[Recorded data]

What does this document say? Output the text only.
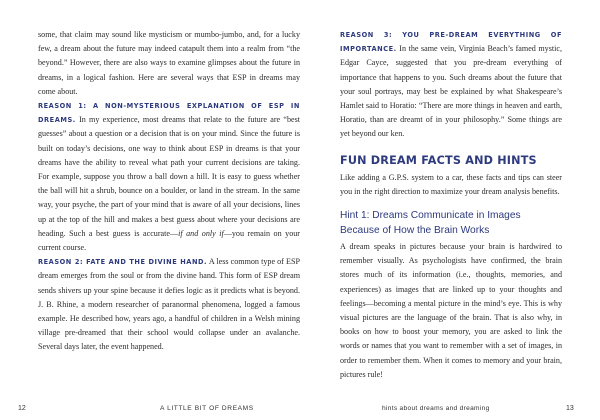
some, that claim may sound like mysticism or mumbo-jumbo, and, for a lucky few, a dream about the future may indeed catapult them into a realm from “the beyond.” However, there are also ways to examine glimpses about the future in dreams, in a logical fashion. Here are several ways that ESP in dreams may come about.

REASON 1: A NON-MYSTERIOUS EXPLANATION OF ESP IN DREAMS. In my experience, most dreams that relate to the future are “best guesses” about a question or a decision that is on your mind. Since the future is built on today’s decisions, one way to think about ESP in dreams is that your dreams have the ability to reveal what path your current decisions are taking. For example, suppose you throw a ball down a hill. It is easy to guess whether the ball will hit a shrub, bounce on a boulder, or land in the stream. In the same way, your psyche, the part of your mind that is aware of all your decisions, lines up at the top of the hill and makes a best guess about where your decisions are heading. Such a best guess is accurate—if and only if—you remain on your current course.

REASON 2: FATE AND THE DIVINE HAND. A less common type of ESP dream emerges from the soul or from the divine hand. This form of ESP dream sends shivers up your spine because it defies logic as it predicts what is beyond. J. B. Rhine, a modern researcher of paranormal phenomena, logged a famous example. He described how, years ago, a handful of children in a Welsh mining village pre-dreamed that their school would collapse under an avalanche. Several days later, the event happened.

REASON 3: YOU PRE-DREAM EVERYTHING OF IMPORTANCE. In the same vein, Virginia Beach’s famed mystic, Edgar Cayce, suggested that you pre-dream everything of importance that happens to you. Such dreams about the future that your soul portrays, may best be explained by what Shakespeare’s Hamlet said to Horatio: “There are more things in heaven and earth, Horatio, than are dreamt of in your philosophy.” Some things are yet beyond our ken.

FUN DREAM FACTS AND HINTS

Like adding a G.P.S. system to a car, these facts and tips can steer you in the right direction to maximize your dream analysis benefits.

Hint 1: Dreams Communicate in Images
Because of How the Brain Works

A dream speaks in pictures because your brain is hardwired to remember visually. As psychologists have confirmed, the brain stores much of its information (i.e., thoughts, memories, and experiences) as images that are linked up to your thoughts and feelings—becoming a mental picture in the mind’s eye. This is why visual pictures are the language of the brain. That is also why, in books on how to boost your memory, you are asked to link the words or names that you want to remember with a set of images, in order to remember them. When it comes to memory and your brain, pictures rule!

12	A LITTLE BIT OF DREAMS	hints about dreams and dreaming	13
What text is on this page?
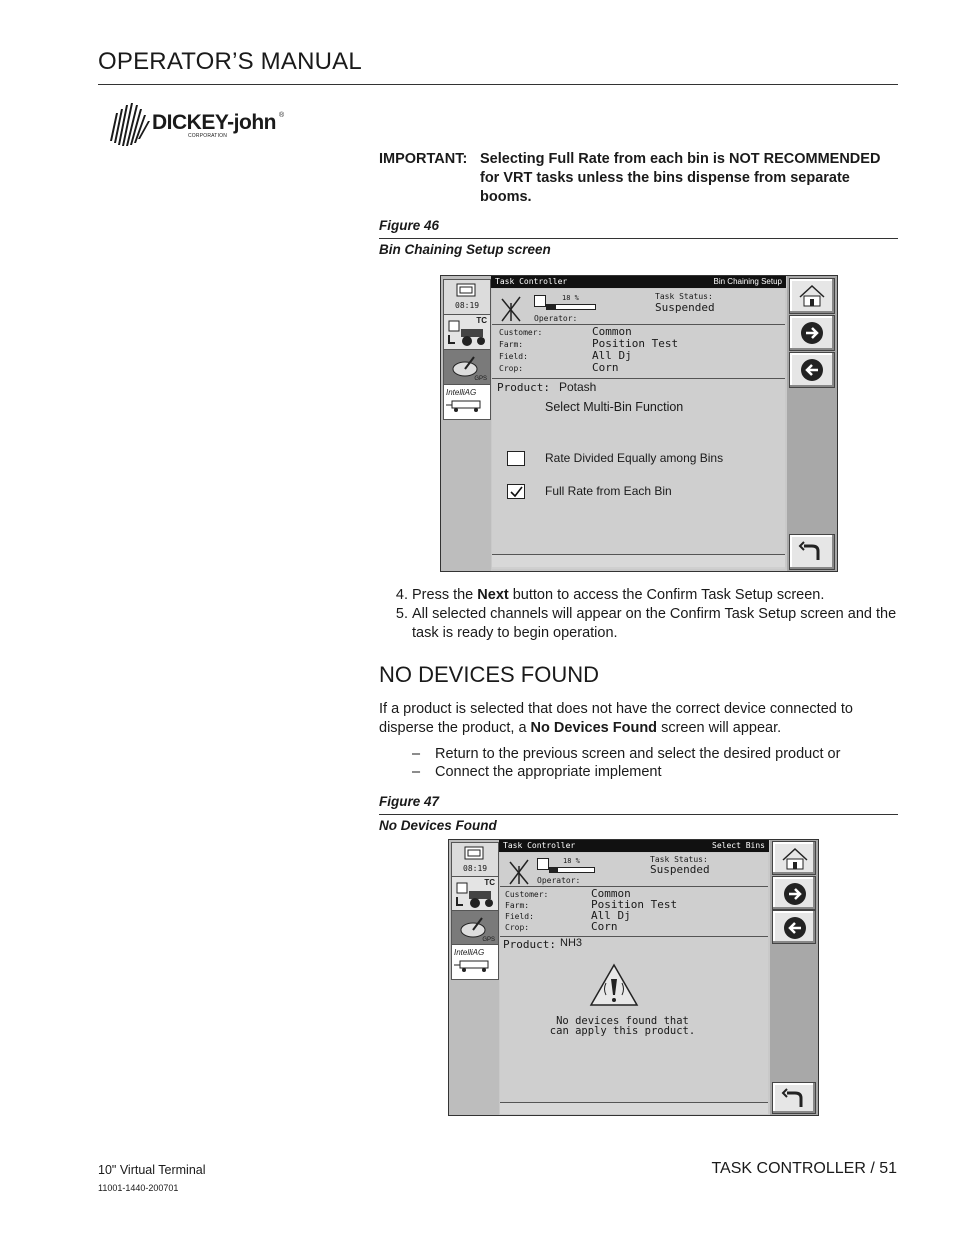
OPERATOR’S MANUAL
DICKEY-john ®
CORPORATION
IMPORTANT: Selecting Full Rate from each bin is NOT RECOMMENDED for VRT tasks unless the bins dispense from separate booms.
Figure 46
Bin Chaining Setup screen
08:19
TC
GPS
IntelliAG
Task Controller	Bin Chaining Setup
18 %
Operator:
Task Status:
Suspended
Customer:	Common
Farm:	Position Test
Field:	All Dj
Crop:	Corn
Product: Potash
Select Multi-Bin Function
Rate Divided Equally among Bins
Full Rate from Each Bin
4. Press the Next button to access the Confirm Task Setup screen.
5. All selected channels will appear on the Confirm Task Setup screen and the task is ready to begin operation.
NO DEVICES FOUND
If a product is selected that does not have the correct device connected to disperse the product, a No Devices Found screen will appear.
– Return to the previous screen and select the desired product or
– Connect the appropriate implement
Figure 47
No Devices Found
08:19
TC
GPS
IntelliAG
Task Controller	Select Bins
18 %
Operator:
Task Status:
Suspended
Customer:	Common
Farm:	Position Test
Field:	All Dj
Crop:	Corn
Product: NH3
No devices found that
can apply this product.
10" Virtual Terminal
11001-1440-200701
TASK CONTROLLER / 51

# [WHAT TO PRODUCE]
Quote each line of the listing exactly, but leave the pictures out.

# [ANSWER TO THIS TASK]
What does this document say? Output the text only.
some, that claim may sound like mysticism or mumbo-jumbo, and, for a lucky few, a dream about the future may indeed catapult them into a realm from “the beyond.” However, there are also ways to examine glimpses about the future in dreams, in a logical fashion. Here are several ways that ESP in dreams may come about.

REASON 1: A NON-MYSTERIOUS EXPLANATION OF ESP IN DREAMS. In my experience, most dreams that relate to the future are “best guesses” about a question or a decision that is on your mind. Since the future is built on today’s decisions, one way to think about ESP in dreams is that your dreams have the ability to reveal what path your current decisions are taking. For example, suppose you throw a ball down a hill. It is easy to guess whether the ball will hit a shrub, bounce on a boulder, or land in the stream. In the same way, your psyche, the part of your mind that is aware of all your decisions, lines up at the top of the hill and makes a best guess about where your decisions are heading. Such a best guess is accurate—if and only if—you remain on your current course.

REASON 2: FATE AND THE DIVINE HAND. A less common type of ESP dream emerges from the soul or from the divine hand. This form of ESP dream sends shivers up your spine because it defies logic as it predicts what is beyond. J. B. Rhine, a modern researcher of paranormal phenomena, logged a famous example. He described how, years ago, a handful of children in a Welsh mining village pre-dreamed that their school would collapse under an avalanche. Several days later, the event happened.

REASON 3: YOU PRE-DREAM EVERYTHING OF IMPORTANCE. In the same vein, Virginia Beach’s famed mystic, Edgar Cayce, suggested that you pre-dream everything of importance that happens to you. Such dreams about the future that your soul portrays, may best be explained by what Shakespeare’s Hamlet said to Horatio: “There are more things in heaven and earth, Horatio, than are dreamt of in your philosophy.” Some things are yet beyond our ken.

FUN DREAM FACTS AND HINTS

Like adding a G.P.S. system to a car, these facts and tips can steer you in the right direction to maximize your dream analysis benefits.

Hint 1: Dreams Communicate in Images
Because of How the Brain Works

A dream speaks in pictures because your brain is hardwired to remember visually. As psychologists have confirmed, the brain stores much of its information (i.e., thoughts, memories, and experiences) as images that are linked up to your thoughts and feelings—becoming a mental picture in the mind’s eye. This is why visual pictures are the language of the brain. That is also why, in books on how to boost your memory, you are asked to link the words or names that you want to remember with a set of images, in order to remember them. When it comes to memory and your brain, pictures rule!

12	A LITTLE BIT OF DREAMS	hints about dreams and dreaming	13
What text is on this page?
OPERATOR’S MANUAL
DICKEY-john ®
CORPORATION
IMPORTANT: Selecting Full Rate from each bin is NOT RECOMMENDED for VRT tasks unless the bins dispense from separate booms.
Figure 46
Bin Chaining Setup screen
08:19
TC
GPS
IntelliAG
Task Controller	Bin Chaining Setup
18 %
Operator:
Task Status:
Suspended
Customer:	Common
Farm:	Position Test
Field:	All Dj
Crop:	Corn
Product: Potash
Select Multi-Bin Function
Rate Divided Equally among Bins
Full Rate from Each Bin
4. Press the Next button to access the Confirm Task Setup screen.
5. All selected channels will appear on the Confirm Task Setup screen and the task is ready to begin operation.
NO DEVICES FOUND
If a product is selected that does not have the correct device connected to disperse the product, a No Devices Found screen will appear.
– Return to the previous screen and select the desired product or
– Connect the appropriate implement
Figure 47
No Devices Found
08:19
TC
GPS
IntelliAG
Task Controller	Select Bins
18 %
Operator:
Task Status:
Suspended
Customer:	Common
Farm:	Position Test
Field:	All Dj
Crop:	Corn
Product: NH3
No devices found that
can apply this product.
10" Virtual Terminal
11001-1440-200701
TASK CONTROLLER / 51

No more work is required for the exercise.